[Records]
########

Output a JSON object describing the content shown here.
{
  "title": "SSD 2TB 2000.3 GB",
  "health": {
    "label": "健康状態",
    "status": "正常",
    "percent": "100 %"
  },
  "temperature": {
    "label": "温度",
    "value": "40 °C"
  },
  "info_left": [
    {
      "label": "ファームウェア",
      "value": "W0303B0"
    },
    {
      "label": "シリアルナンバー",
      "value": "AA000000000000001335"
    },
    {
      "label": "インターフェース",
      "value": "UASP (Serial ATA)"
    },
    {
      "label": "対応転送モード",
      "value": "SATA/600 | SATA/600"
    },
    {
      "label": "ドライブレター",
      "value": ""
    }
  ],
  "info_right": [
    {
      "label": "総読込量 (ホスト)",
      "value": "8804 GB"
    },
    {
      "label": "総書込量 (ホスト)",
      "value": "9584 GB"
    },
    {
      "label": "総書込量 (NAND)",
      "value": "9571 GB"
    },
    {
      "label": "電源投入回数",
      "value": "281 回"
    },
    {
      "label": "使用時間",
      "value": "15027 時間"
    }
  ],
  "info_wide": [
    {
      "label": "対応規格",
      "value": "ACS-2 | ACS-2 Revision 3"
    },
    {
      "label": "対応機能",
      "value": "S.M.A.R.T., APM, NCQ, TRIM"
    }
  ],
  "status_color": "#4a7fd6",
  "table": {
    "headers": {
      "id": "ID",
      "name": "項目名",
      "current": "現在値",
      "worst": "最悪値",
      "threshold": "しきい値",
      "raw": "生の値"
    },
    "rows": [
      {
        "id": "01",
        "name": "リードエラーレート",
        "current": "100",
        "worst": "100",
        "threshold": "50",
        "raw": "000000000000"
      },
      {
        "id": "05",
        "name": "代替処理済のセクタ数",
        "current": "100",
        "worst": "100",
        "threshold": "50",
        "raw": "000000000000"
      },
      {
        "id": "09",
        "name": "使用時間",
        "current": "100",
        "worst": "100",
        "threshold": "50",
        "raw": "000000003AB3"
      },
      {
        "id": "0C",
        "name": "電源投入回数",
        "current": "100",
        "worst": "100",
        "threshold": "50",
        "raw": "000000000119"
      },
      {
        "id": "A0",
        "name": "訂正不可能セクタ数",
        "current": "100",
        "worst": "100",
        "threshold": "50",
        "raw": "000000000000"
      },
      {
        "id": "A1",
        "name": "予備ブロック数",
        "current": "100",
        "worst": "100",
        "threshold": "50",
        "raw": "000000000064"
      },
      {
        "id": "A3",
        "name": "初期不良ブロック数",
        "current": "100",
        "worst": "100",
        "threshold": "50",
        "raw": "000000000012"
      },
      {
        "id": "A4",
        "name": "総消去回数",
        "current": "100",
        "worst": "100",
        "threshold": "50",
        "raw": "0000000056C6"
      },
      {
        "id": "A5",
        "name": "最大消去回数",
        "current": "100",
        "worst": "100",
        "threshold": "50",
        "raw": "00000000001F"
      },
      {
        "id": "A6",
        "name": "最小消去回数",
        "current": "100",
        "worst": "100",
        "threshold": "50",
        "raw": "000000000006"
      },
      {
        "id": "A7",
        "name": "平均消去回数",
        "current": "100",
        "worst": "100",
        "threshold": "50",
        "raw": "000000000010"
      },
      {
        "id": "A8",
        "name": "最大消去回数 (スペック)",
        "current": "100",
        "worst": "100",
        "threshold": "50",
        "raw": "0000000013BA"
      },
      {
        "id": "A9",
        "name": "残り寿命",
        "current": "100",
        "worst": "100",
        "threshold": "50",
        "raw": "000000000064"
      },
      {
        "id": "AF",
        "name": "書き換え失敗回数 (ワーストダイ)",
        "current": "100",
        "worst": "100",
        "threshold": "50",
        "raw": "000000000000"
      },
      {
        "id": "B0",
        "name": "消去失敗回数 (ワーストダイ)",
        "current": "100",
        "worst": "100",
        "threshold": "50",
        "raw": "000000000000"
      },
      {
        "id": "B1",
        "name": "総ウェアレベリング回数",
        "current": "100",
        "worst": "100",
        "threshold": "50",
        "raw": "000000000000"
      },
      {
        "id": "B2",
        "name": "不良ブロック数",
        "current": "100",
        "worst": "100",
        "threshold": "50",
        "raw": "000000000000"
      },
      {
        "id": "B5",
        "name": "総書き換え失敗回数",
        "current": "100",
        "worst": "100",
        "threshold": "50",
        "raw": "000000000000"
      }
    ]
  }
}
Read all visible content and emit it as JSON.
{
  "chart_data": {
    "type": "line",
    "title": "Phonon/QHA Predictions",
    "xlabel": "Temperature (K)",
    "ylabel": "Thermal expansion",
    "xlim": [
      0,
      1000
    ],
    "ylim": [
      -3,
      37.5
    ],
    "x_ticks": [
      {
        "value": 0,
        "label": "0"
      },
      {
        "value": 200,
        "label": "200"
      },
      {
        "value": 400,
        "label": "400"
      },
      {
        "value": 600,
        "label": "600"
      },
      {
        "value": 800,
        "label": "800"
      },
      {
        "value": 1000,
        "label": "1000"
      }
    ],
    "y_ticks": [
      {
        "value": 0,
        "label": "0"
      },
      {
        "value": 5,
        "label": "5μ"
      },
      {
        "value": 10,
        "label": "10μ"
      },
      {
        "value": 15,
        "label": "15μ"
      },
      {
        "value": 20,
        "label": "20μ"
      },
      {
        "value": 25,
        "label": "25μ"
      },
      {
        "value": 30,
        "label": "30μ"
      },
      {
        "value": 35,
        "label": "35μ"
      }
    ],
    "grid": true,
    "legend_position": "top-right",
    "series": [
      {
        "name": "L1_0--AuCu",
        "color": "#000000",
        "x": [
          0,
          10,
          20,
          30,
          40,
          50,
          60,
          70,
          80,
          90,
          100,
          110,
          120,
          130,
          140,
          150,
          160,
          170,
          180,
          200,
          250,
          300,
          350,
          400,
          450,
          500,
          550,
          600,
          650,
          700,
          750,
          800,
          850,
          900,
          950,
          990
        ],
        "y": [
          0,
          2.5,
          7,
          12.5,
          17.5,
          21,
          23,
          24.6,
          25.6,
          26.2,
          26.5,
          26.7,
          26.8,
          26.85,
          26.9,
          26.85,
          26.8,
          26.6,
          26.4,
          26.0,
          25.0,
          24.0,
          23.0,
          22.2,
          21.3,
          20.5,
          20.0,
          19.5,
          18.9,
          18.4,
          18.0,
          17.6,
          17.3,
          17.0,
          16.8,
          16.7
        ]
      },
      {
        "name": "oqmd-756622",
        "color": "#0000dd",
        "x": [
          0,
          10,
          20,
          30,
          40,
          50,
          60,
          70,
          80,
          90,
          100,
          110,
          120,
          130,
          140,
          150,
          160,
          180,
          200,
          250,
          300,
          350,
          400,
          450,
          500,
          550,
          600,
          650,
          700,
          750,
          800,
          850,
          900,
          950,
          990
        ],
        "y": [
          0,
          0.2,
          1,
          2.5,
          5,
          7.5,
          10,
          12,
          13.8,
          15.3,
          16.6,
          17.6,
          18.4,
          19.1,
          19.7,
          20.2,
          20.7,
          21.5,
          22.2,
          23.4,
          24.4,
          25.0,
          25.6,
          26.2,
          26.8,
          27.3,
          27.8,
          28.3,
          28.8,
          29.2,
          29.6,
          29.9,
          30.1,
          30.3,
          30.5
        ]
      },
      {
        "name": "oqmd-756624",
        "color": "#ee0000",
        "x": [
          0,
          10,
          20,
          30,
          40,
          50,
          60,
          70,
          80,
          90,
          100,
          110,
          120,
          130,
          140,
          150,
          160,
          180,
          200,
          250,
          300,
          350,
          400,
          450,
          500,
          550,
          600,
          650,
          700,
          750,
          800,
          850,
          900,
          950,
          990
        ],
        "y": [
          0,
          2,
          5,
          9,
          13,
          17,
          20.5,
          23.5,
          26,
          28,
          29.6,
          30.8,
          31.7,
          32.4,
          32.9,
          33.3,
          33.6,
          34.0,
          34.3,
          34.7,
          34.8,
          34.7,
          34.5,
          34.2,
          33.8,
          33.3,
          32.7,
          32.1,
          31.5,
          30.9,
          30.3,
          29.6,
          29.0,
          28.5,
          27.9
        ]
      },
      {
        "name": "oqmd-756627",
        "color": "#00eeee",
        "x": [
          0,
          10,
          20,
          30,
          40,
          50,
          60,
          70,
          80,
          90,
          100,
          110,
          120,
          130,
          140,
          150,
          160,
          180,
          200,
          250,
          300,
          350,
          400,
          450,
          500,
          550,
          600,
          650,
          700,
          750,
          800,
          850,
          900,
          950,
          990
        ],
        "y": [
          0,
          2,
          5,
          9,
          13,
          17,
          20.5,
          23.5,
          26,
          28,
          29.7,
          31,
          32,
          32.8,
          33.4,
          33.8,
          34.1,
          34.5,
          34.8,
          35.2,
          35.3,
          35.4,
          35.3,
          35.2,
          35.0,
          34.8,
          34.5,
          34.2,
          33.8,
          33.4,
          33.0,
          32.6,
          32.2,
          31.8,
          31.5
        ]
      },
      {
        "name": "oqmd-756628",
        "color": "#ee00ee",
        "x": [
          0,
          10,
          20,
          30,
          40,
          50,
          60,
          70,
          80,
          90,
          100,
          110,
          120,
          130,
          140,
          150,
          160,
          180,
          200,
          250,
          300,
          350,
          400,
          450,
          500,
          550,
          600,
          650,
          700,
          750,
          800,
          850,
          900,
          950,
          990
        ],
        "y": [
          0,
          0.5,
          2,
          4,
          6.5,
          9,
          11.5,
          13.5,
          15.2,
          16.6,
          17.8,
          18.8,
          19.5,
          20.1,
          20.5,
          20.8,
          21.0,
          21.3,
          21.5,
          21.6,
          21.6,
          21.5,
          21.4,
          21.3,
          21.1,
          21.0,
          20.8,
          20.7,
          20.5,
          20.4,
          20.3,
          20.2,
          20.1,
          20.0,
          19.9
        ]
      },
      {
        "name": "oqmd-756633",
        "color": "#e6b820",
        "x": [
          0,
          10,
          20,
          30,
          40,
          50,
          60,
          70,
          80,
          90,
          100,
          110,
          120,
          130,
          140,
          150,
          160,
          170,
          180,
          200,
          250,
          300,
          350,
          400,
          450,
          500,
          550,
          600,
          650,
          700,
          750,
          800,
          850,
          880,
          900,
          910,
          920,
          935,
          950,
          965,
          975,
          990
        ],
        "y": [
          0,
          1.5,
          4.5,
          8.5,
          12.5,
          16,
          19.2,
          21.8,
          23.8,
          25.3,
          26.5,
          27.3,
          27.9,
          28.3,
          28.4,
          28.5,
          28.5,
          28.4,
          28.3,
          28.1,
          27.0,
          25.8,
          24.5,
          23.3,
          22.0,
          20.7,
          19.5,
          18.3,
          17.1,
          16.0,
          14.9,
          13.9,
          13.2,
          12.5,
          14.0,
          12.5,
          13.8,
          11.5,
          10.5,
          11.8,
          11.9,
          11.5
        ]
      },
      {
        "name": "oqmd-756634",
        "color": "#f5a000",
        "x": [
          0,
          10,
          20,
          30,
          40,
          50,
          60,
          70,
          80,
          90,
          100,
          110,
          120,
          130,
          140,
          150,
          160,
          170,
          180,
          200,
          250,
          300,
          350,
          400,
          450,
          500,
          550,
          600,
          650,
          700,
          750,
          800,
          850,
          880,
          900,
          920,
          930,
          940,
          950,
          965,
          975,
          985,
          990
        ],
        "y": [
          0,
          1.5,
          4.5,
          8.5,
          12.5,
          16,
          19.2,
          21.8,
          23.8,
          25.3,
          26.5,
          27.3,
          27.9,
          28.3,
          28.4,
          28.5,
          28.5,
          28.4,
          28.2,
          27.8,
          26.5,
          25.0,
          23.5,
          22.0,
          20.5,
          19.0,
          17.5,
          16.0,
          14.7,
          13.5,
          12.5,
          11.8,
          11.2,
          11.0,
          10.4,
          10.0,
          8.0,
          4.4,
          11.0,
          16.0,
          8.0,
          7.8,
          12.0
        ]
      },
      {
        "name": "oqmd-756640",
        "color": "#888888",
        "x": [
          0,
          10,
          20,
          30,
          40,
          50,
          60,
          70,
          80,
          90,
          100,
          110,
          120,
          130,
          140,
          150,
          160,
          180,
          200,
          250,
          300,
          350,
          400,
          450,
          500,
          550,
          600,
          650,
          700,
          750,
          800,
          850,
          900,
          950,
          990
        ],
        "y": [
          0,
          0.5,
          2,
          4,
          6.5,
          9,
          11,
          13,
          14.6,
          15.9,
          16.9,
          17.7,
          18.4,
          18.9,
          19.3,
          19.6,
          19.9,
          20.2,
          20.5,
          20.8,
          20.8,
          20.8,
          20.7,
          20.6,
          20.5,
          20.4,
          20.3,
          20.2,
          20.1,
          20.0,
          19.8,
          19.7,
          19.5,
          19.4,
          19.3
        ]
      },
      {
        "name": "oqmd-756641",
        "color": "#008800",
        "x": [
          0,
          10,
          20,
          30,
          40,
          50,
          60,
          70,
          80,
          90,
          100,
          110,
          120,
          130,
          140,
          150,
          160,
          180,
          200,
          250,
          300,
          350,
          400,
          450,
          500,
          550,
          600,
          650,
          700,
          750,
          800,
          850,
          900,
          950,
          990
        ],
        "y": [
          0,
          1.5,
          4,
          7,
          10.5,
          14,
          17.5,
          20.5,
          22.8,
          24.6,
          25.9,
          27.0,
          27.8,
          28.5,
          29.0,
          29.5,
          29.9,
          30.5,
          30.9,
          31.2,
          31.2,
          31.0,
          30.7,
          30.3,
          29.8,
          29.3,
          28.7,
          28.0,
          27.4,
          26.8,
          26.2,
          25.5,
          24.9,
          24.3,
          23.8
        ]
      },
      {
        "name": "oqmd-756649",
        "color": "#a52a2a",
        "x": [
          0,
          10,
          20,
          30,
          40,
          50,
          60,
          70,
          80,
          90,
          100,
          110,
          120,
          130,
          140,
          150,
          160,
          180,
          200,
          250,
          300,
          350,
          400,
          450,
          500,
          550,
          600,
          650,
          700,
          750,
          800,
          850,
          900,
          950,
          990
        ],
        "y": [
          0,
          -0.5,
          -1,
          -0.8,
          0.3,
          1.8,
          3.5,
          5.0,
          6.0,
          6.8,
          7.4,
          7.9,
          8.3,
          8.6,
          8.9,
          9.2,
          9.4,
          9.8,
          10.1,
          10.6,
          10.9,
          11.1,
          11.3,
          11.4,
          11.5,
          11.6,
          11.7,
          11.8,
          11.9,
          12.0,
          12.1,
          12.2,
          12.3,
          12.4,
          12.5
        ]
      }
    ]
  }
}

########

YOUR INSTRUCTIONS >> Search the entries for the word "JSON", then list each line that holds it.

THE RESPONSE >>
Output a JSON object describing the content shown here.
Read all visible content and emit it as JSON.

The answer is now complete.